GIVEN INFORMATION =>
===
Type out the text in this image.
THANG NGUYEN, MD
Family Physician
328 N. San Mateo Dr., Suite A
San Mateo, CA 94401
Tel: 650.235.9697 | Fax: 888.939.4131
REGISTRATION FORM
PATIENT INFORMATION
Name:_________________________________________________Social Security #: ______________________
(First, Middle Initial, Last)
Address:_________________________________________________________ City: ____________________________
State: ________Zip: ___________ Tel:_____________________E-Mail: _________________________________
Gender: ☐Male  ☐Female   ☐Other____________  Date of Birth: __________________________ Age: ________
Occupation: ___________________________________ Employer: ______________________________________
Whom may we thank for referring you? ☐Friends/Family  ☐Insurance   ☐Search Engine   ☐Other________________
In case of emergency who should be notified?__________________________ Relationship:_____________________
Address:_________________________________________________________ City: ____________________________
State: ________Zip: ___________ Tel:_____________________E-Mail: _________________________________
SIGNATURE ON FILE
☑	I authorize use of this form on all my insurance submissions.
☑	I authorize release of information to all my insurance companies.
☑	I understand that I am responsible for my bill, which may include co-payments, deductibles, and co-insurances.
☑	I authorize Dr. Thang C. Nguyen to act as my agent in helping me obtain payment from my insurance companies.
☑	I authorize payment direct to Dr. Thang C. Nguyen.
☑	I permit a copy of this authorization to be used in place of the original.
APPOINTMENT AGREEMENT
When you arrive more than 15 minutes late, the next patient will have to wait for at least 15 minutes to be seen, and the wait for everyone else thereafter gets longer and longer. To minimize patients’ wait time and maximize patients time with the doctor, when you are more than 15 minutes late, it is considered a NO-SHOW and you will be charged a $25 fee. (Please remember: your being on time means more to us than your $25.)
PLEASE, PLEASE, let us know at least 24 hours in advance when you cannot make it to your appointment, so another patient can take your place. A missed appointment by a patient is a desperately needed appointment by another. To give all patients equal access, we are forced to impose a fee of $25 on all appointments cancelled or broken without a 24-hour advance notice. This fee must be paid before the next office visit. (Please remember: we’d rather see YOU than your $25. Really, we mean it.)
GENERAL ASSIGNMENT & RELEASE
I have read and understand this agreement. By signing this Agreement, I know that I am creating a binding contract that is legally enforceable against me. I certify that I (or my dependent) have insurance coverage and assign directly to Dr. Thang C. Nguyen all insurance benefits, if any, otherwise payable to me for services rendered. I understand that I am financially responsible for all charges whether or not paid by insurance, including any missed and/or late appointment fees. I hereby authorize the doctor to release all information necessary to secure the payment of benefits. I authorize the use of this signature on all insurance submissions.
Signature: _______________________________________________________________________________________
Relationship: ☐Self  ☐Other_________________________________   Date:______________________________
===
Answer with one number, namely how many lines in the records contain the string "doctor".

RESPONSE TO THE TASK =>
2